Short problem » Return all of the entries exactly, with nothing added or left out.

Provided records »
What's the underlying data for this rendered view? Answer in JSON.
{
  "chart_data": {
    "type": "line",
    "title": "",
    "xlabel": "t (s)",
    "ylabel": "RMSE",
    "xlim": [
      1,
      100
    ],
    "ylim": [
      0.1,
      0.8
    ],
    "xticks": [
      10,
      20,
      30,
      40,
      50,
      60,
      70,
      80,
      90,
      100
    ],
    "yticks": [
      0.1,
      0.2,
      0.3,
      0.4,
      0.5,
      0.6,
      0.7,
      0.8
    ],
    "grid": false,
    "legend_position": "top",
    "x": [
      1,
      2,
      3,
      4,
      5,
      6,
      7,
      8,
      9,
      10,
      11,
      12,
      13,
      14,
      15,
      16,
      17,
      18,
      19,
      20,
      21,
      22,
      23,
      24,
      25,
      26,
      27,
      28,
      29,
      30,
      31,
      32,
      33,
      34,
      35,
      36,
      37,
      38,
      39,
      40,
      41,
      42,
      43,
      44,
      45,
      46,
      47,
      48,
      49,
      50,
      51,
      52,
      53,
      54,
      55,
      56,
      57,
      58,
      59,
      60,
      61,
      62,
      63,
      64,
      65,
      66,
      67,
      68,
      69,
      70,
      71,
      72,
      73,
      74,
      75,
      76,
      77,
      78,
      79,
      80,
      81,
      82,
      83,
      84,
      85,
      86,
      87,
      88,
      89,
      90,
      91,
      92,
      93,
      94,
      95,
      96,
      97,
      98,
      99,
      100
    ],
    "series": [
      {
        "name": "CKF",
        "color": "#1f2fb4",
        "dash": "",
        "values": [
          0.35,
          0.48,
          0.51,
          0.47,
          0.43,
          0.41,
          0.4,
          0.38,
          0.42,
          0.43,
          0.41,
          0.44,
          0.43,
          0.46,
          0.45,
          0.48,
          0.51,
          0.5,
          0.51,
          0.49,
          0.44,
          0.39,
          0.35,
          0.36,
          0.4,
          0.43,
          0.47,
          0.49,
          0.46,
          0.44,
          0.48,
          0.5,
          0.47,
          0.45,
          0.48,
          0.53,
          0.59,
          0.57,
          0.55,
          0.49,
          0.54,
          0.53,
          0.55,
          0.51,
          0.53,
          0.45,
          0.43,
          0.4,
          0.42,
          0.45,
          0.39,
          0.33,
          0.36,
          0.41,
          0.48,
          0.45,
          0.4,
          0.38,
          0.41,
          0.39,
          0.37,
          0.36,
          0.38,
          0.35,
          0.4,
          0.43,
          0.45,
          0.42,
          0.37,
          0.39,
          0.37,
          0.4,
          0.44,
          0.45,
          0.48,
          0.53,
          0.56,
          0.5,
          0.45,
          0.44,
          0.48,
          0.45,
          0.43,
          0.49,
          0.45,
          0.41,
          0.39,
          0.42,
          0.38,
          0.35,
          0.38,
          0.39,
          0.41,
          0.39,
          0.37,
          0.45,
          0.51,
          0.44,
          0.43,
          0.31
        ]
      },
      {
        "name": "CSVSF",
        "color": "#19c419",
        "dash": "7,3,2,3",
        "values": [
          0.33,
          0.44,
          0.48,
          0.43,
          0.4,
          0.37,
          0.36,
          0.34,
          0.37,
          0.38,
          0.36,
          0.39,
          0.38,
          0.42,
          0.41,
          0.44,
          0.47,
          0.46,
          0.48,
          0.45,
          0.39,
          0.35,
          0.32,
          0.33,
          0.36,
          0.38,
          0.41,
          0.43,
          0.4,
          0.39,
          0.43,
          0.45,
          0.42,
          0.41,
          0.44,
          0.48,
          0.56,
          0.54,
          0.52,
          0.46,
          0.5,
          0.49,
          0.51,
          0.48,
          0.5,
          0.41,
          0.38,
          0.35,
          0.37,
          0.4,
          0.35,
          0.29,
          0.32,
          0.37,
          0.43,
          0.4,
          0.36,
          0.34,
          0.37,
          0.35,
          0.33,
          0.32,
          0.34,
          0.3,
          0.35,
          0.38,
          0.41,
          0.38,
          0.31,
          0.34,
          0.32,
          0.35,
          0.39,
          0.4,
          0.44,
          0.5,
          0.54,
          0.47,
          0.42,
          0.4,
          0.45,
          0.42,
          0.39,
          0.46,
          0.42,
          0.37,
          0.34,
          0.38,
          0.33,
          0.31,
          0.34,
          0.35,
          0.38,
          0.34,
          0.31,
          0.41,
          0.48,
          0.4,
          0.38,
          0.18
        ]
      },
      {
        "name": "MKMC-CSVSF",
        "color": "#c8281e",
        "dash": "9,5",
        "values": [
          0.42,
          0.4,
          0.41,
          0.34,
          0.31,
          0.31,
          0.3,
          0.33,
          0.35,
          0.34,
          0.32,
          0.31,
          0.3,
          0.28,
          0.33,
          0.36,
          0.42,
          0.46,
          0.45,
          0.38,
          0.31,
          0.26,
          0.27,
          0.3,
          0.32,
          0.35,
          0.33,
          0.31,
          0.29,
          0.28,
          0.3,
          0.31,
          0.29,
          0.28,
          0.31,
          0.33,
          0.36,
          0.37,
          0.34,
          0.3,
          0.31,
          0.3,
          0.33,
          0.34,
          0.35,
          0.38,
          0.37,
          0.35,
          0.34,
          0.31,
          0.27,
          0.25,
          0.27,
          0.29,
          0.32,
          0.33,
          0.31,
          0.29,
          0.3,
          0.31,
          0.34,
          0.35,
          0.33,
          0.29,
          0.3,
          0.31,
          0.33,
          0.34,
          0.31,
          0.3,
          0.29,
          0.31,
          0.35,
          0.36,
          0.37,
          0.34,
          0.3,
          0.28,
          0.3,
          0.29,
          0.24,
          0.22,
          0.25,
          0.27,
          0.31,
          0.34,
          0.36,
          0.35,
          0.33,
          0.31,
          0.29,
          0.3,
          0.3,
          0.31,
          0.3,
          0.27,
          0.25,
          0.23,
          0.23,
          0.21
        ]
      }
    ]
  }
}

Full response »
What's the underlying data for this rendered view? Answer in JSON.
{
  "chart_data": {
    "type": "line",
    "title": "",
    "xlabel": "t (s)",
    "ylabel": "RMSE",
    "xlim": [
      1,
      100
    ],
    "ylim": [
      0.1,
      0.8
    ],
    "xticks": [
      10,
      20,
      30,
      40,
      50,
      60,
      70,
      80,
      90,
      100
    ],
    "yticks": [
      0.1,
      0.2,
      0.3,
      0.4,
      0.5,
      0.6,
      0.7,
      0.8
    ],
    "grid": false,
    "legend_position": "top",
    "x": [
      1,
      2,
      3,
      4,
      5,
      6,
      7,
      8,
      9,
      10,
      11,
      12,
      13,
      14,
      15,
      16,
      17,
      18,
      19,
      20,
      21,
      22,
      23,
      24,
      25,
      26,
      27,
      28,
      29,
      30,
      31,
      32,
      33,
      34,
      35,
      36,
      37,
      38,
      39,
      40,
      41,
      42,
      43,
      44,
      45,
      46,
      47,
      48,
      49,
      50,
      51,
      52,
      53,
      54,
      55,
      56,
      57,
      58,
      59,
      60,
      61,
      62,
      63,
      64,
      65,
      66,
      67,
      68,
      69,
      70,
      71,
      72,
      73,
      74,
      75,
      76,
      77,
      78,
      79,
      80,
      81,
      82,
      83,
      84,
      85,
      86,
      87,
      88,
      89,
      90,
      91,
      92,
      93,
      94,
      95,
      96,
      97,
      98,
      99,
      100
    ],
    "series": [
      {
        "name": "CKF",
        "color": "#1f2fb4",
        "dash": "",
        "values": [
          0.35,
          0.48,
          0.51,
          0.47,
          0.43,
          0.41,
          0.4,
          0.38,
          0.42,
          0.43,
          0.41,
          0.44,
          0.43,
          0.46,
          0.45,
          0.48,
          0.51,
          0.5,
          0.51,
          0.49,
          0.44,
          0.39,
          0.35,
          0.36,
          0.4,
          0.43,
          0.47,
          0.49,
          0.46,
          0.44,
          0.48,
          0.5,
          0.47,
          0.45,
          0.48,
          0.53,
          0.59,
          0.57,
          0.55,
          0.49,
          0.54,
          0.53,
          0.55,
          0.51,
          0.53,
          0.45,
          0.43,
          0.4,
          0.42,
          0.45,
          0.39,
          0.33,
          0.36,
          0.41,
          0.48,
          0.45,
          0.4,
          0.38,
          0.41,
          0.39,
          0.37,
          0.36,
          0.38,
          0.35,
          0.4,
          0.43,
          0.45,
          0.42,
          0.37,
          0.39,
          0.37,
          0.4,
          0.44,
          0.45,
          0.48,
          0.53,
          0.56,
          0.5,
          0.45,
          0.44,
          0.48,
          0.45,
          0.43,
          0.49,
          0.45,
          0.41,
          0.39,
          0.42,
          0.38,
          0.35,
          0.38,
          0.39,
          0.41,
          0.39,
          0.37,
          0.45,
          0.51,
          0.44,
          0.43,
          0.31
        ]
      },
      {
        "name": "CSVSF",
        "color": "#19c419",
        "dash": "7,3,2,3",
        "values": [
          0.33,
          0.44,
          0.48,
          0.43,
          0.4,
          0.37,
          0.36,
          0.34,
          0.37,
          0.38,
          0.36,
          0.39,
          0.38,
          0.42,
          0.41,
          0.44,
          0.47,
          0.46,
          0.48,
          0.45,
          0.39,
          0.35,
          0.32,
          0.33,
          0.36,
          0.38,
          0.41,
          0.43,
          0.4,
          0.39,
          0.43,
          0.45,
          0.42,
          0.41,
          0.44,
          0.48,
          0.56,
          0.54,
          0.52,
          0.46,
          0.5,
          0.49,
          0.51,
          0.48,
          0.5,
          0.41,
          0.38,
          0.35,
          0.37,
          0.4,
          0.35,
          0.29,
          0.32,
          0.37,
          0.43,
          0.4,
          0.36,
          0.34,
          0.37,
          0.35,
          0.33,
          0.32,
          0.34,
          0.3,
          0.35,
          0.38,
          0.41,
          0.38,
          0.31,
          0.34,
          0.32,
          0.35,
          0.39,
          0.4,
          0.44,
          0.5,
          0.54,
          0.47,
          0.42,
          0.4,
          0.45,
          0.42,
          0.39,
          0.46,
          0.42,
          0.37,
          0.34,
          0.38,
          0.33,
          0.31,
          0.34,
          0.35,
          0.38,
          0.34,
          0.31,
          0.41,
          0.48,
          0.4,
          0.38,
          0.18
        ]
      },
      {
        "name": "MKMC-CSVSF",
        "color": "#c8281e",
        "dash": "9,5",
        "values": [
          0.42,
          0.4,
          0.41,
          0.34,
          0.31,
          0.31,
          0.3,
          0.33,
          0.35,
          0.34,
          0.32,
          0.31,
          0.3,
          0.28,
          0.33,
          0.36,
          0.42,
          0.46,
          0.45,
          0.38,
          0.31,
          0.26,
          0.27,
          0.3,
          0.32,
          0.35,
          0.33,
          0.31,
          0.29,
          0.28,
          0.3,
          0.31,
          0.29,
          0.28,
          0.31,
          0.33,
          0.36,
          0.37,
          0.34,
          0.3,
          0.31,
          0.3,
          0.33,
          0.34,
          0.35,
          0.38,
          0.37,
          0.35,
          0.34,
          0.31,
          0.27,
          0.25,
          0.27,
          0.29,
          0.32,
          0.33,
          0.31,
          0.29,
          0.3,
          0.31,
          0.34,
          0.35,
          0.33,
          0.29,
          0.3,
          0.31,
          0.33,
          0.34,
          0.31,
          0.3,
          0.29,
          0.31,
          0.35,
          0.36,
          0.37,
          0.34,
          0.3,
          0.28,
          0.3,
          0.29,
          0.24,
          0.22,
          0.25,
          0.27,
          0.31,
          0.34,
          0.36,
          0.35,
          0.33,
          0.31,
          0.29,
          0.3,
          0.3,
          0.31,
          0.3,
          0.27,
          0.25,
          0.23,
          0.23,
          0.21
        ]
      }
    ]
  }
}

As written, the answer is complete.